→ **REQUIRED WORK**: Output all the material that follows, exactly as given.

____________

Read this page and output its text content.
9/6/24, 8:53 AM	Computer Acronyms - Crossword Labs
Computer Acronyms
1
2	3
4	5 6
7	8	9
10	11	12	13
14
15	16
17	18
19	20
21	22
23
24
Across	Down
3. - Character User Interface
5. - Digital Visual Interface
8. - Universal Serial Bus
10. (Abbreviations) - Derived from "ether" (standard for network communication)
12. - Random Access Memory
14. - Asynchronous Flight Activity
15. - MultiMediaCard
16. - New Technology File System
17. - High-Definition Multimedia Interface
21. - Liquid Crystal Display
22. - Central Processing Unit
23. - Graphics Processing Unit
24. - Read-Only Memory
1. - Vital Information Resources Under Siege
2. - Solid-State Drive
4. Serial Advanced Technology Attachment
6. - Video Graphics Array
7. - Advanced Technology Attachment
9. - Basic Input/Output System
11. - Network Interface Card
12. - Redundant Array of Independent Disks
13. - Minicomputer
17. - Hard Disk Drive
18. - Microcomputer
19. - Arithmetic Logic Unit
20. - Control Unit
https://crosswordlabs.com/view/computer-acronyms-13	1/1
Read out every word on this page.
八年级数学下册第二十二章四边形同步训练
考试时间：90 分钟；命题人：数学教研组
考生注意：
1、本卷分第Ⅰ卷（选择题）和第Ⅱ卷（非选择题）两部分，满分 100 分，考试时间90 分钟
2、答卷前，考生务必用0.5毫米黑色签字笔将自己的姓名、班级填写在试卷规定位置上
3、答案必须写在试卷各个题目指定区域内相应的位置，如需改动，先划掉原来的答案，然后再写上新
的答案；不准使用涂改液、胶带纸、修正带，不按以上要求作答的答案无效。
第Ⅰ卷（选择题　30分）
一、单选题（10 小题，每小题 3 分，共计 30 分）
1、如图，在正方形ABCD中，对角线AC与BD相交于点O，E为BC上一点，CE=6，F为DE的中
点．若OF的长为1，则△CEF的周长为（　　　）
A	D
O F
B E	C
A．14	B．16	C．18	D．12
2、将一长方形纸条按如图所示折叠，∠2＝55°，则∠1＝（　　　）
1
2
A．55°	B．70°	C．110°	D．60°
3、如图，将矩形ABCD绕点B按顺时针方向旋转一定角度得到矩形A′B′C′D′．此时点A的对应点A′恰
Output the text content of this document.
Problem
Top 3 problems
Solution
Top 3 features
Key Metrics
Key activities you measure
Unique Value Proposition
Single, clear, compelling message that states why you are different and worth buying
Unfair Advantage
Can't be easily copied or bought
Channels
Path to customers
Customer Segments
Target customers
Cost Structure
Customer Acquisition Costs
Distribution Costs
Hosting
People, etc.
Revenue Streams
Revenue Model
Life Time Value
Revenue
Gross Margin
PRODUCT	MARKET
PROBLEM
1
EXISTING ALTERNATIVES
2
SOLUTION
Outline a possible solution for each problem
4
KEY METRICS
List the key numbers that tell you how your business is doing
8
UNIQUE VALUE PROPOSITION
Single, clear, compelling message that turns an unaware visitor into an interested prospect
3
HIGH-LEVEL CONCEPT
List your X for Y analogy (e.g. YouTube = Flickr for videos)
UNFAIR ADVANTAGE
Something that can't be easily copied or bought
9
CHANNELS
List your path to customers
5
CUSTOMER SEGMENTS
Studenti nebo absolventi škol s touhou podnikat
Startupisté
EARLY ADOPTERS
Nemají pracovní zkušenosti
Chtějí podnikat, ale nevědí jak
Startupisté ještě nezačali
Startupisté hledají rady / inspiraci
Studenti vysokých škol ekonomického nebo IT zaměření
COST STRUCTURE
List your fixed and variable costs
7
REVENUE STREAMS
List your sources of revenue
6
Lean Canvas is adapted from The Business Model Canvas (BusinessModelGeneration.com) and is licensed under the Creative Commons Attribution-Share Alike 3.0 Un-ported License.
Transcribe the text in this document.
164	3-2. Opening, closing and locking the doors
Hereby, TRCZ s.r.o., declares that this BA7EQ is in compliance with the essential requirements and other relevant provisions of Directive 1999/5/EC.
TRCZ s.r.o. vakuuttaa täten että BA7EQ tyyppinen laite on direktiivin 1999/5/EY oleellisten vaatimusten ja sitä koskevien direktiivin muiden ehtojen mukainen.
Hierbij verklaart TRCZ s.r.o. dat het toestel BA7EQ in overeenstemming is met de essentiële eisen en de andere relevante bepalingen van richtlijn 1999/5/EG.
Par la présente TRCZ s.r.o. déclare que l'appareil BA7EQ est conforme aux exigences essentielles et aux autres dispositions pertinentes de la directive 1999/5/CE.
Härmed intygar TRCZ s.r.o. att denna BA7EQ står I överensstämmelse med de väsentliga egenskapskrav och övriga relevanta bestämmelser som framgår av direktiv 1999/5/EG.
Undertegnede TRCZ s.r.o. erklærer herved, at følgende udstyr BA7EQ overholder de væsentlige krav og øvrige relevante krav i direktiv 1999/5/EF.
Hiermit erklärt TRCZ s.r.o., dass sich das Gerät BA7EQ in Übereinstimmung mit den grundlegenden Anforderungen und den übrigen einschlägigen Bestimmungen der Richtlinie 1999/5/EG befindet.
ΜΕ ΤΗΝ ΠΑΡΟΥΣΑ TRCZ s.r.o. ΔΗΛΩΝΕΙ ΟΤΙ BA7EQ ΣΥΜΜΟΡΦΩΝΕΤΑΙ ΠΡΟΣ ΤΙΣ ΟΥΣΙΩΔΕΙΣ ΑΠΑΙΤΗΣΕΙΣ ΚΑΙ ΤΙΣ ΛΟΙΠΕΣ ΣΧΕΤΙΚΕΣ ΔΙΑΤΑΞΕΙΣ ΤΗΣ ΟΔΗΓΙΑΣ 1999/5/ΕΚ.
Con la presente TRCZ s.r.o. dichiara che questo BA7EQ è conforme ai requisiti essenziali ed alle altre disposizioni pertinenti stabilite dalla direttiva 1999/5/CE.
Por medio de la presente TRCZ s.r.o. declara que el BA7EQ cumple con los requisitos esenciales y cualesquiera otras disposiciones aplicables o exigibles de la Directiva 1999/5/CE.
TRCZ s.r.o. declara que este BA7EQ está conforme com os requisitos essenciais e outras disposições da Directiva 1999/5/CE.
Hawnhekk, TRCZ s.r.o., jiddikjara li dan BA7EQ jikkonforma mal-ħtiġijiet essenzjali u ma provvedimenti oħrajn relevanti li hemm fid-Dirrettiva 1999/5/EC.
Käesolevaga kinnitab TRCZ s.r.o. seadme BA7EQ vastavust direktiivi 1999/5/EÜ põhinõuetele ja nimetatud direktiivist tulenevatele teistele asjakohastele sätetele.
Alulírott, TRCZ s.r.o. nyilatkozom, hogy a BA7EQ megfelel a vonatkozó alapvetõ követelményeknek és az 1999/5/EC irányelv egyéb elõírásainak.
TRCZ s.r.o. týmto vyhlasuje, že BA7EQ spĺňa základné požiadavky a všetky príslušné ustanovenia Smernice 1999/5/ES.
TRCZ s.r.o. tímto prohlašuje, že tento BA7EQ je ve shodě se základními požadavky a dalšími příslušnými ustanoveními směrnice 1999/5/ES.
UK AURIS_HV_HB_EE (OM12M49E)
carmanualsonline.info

____________

→ **TASK SOLUTION**:
Read this page and output its text content.
9/6/24, 8:53 AM	Computer Acronyms - Crossword Labs
Computer Acronyms
1
2	3
4	5 6
7	8	9
10	11	12	13
14
15	16
17	18
19	20
21	22
23
24
Across	Down
3. - Character User Interface
5. - Digital Visual Interface
8. - Universal Serial Bus
10. (Abbreviations) - Derived from "ether" (standard for network communication)
12. - Random Access Memory
14. - Asynchronous Flight Activity
15. - MultiMediaCard
16. - New Technology File System
17. - High-Definition Multimedia Interface
21. - Liquid Crystal Display
22. - Central Processing Unit
23. - Graphics Processing Unit
24. - Read-Only Memory
1. - Vital Information Resources Under Siege
2. - Solid-State Drive
4. Serial Advanced Technology Attachment
6. - Video Graphics Array
7. - Advanced Technology Attachment
9. - Basic Input/Output System
11. - Network Interface Card
12. - Redundant Array of Independent Disks
13. - Minicomputer
17. - Hard Disk Drive
18. - Microcomputer
19. - Arithmetic Logic Unit
20. - Control Unit
https://crosswordlabs.com/view/computer-acronyms-13	1/1
Read out every word on this page.
八年级数学下册第二十二章四边形同步训练
考试时间：90 分钟；命题人：数学教研组
考生注意：
1、本卷分第Ⅰ卷（选择题）和第Ⅱ卷（非选择题）两部分，满分 100 分，考试时间90 分钟
2、答卷前，考生务必用0.5毫米黑色签字笔将自己的姓名、班级填写在试卷规定位置上
3、答案必须写在试卷各个题目指定区域内相应的位置，如需改动，先划掉原来的答案，然后再写上新
的答案；不准使用涂改液、胶带纸、修正带，不按以上要求作答的答案无效。
第Ⅰ卷（选择题　30分）
一、单选题（10 小题，每小题 3 分，共计 30 分）
1、如图，在正方形ABCD中，对角线AC与BD相交于点O，E为BC上一点，CE=6，F为DE的中
点．若OF的长为1，则△CEF的周长为（　　　）
A	D
O F
B E	C
A．14	B．16	C．18	D．12
2、将一长方形纸条按如图所示折叠，∠2＝55°，则∠1＝（　　　）
1
2
A．55°	B．70°	C．110°	D．60°
3、如图，将矩形ABCD绕点B按顺时针方向旋转一定角度得到矩形A′B′C′D′．此时点A的对应点A′恰
Output the text content of this document.
Problem
Top 3 problems
Solution
Top 3 features
Key Metrics
Key activities you measure
Unique Value Proposition
Single, clear, compelling message that states why you are different and worth buying
Unfair Advantage
Can't be easily copied or bought
Channels
Path to customers
Customer Segments
Target customers
Cost Structure
Customer Acquisition Costs
Distribution Costs
Hosting
People, etc.
Revenue Streams
Revenue Model
Life Time Value
Revenue
Gross Margin
PRODUCT	MARKET
PROBLEM
1
EXISTING ALTERNATIVES
2
SOLUTION
Outline a possible solution for each problem
4
KEY METRICS
List the key numbers that tell you how your business is doing
8
UNIQUE VALUE PROPOSITION
Single, clear, compelling message that turns an unaware visitor into an interested prospect
3
HIGH-LEVEL CONCEPT
List your X for Y analogy (e.g. YouTube = Flickr for videos)
UNFAIR ADVANTAGE
Something that can't be easily copied or bought
9
CHANNELS
List your path to customers
5
CUSTOMER SEGMENTS
Studenti nebo absolventi škol s touhou podnikat
Startupisté
EARLY ADOPTERS
Nemají pracovní zkušenosti
Chtějí podnikat, ale nevědí jak
Startupisté ještě nezačali
Startupisté hledají rady / inspiraci
Studenti vysokých škol ekonomického nebo IT zaměření
COST STRUCTURE
List your fixed and variable costs
7
REVENUE STREAMS
List your sources of revenue
6
Lean Canvas is adapted from The Business Model Canvas (BusinessModelGeneration.com) and is licensed under the Creative Commons Attribution-Share Alike 3.0 Un-ported License.
Transcribe the text in this document.
164	3-2. Opening, closing and locking the doors
Hereby, TRCZ s.r.o., declares that this BA7EQ is in compliance with the essential requirements and other relevant provisions of Directive 1999/5/EC.
TRCZ s.r.o. vakuuttaa täten että BA7EQ tyyppinen laite on direktiivin 1999/5/EY oleellisten vaatimusten ja sitä koskevien direktiivin muiden ehtojen mukainen.
Hierbij verklaart TRCZ s.r.o. dat het toestel BA7EQ in overeenstemming is met de essentiële eisen en de andere relevante bepalingen van richtlijn 1999/5/EG.
Par la présente TRCZ s.r.o. déclare que l'appareil BA7EQ est conforme aux exigences essentielles et aux autres dispositions pertinentes de la directive 1999/5/CE.
Härmed intygar TRCZ s.r.o. att denna BA7EQ står I överensstämmelse med de väsentliga egenskapskrav och övriga relevanta bestämmelser som framgår av direktiv 1999/5/EG.
Undertegnede TRCZ s.r.o. erklærer herved, at følgende udstyr BA7EQ overholder de væsentlige krav og øvrige relevante krav i direktiv 1999/5/EF.
Hiermit erklärt TRCZ s.r.o., dass sich das Gerät BA7EQ in Übereinstimmung mit den grundlegenden Anforderungen und den übrigen einschlägigen Bestimmungen der Richtlinie 1999/5/EG befindet.
ΜΕ ΤΗΝ ΠΑΡΟΥΣΑ TRCZ s.r.o. ΔΗΛΩΝΕΙ ΟΤΙ BA7EQ ΣΥΜΜΟΡΦΩΝΕΤΑΙ ΠΡΟΣ ΤΙΣ ΟΥΣΙΩΔΕΙΣ ΑΠΑΙΤΗΣΕΙΣ ΚΑΙ ΤΙΣ ΛΟΙΠΕΣ ΣΧΕΤΙΚΕΣ ΔΙΑΤΑΞΕΙΣ ΤΗΣ ΟΔΗΓΙΑΣ 1999/5/ΕΚ.
Con la presente TRCZ s.r.o. dichiara che questo BA7EQ è conforme ai requisiti essenziali ed alle altre disposizioni pertinenti stabilite dalla direttiva 1999/5/CE.
Por medio de la presente TRCZ s.r.o. declara que el BA7EQ cumple con los requisitos esenciales y cualesquiera otras disposiciones aplicables o exigibles de la Directiva 1999/5/CE.
TRCZ s.r.o. declara que este BA7EQ está conforme com os requisitos essenciais e outras disposições da Directiva 1999/5/CE.
Hawnhekk, TRCZ s.r.o., jiddikjara li dan BA7EQ jikkonforma mal-ħtiġijiet essenzjali u ma provvedimenti oħrajn relevanti li hemm fid-Dirrettiva 1999/5/EC.
Käesolevaga kinnitab TRCZ s.r.o. seadme BA7EQ vastavust direktiivi 1999/5/EÜ põhinõuetele ja nimetatud direktiivist tulenevatele teistele asjakohastele sätetele.
Alulírott, TRCZ s.r.o. nyilatkozom, hogy a BA7EQ megfelel a vonatkozó alapvetõ követelményeknek és az 1999/5/EC irányelv egyéb elõírásainak.
TRCZ s.r.o. týmto vyhlasuje, že BA7EQ spĺňa základné požiadavky a všetky príslušné ustanovenia Smernice 1999/5/ES.
TRCZ s.r.o. tímto prohlašuje, že tento BA7EQ je ve shodě se základními požadavky a dalšími příslušnými ustanoveními směrnice 1999/5/ES.
UK AURIS_HV_HB_EE (OM12M49E)
carmanualsonline.info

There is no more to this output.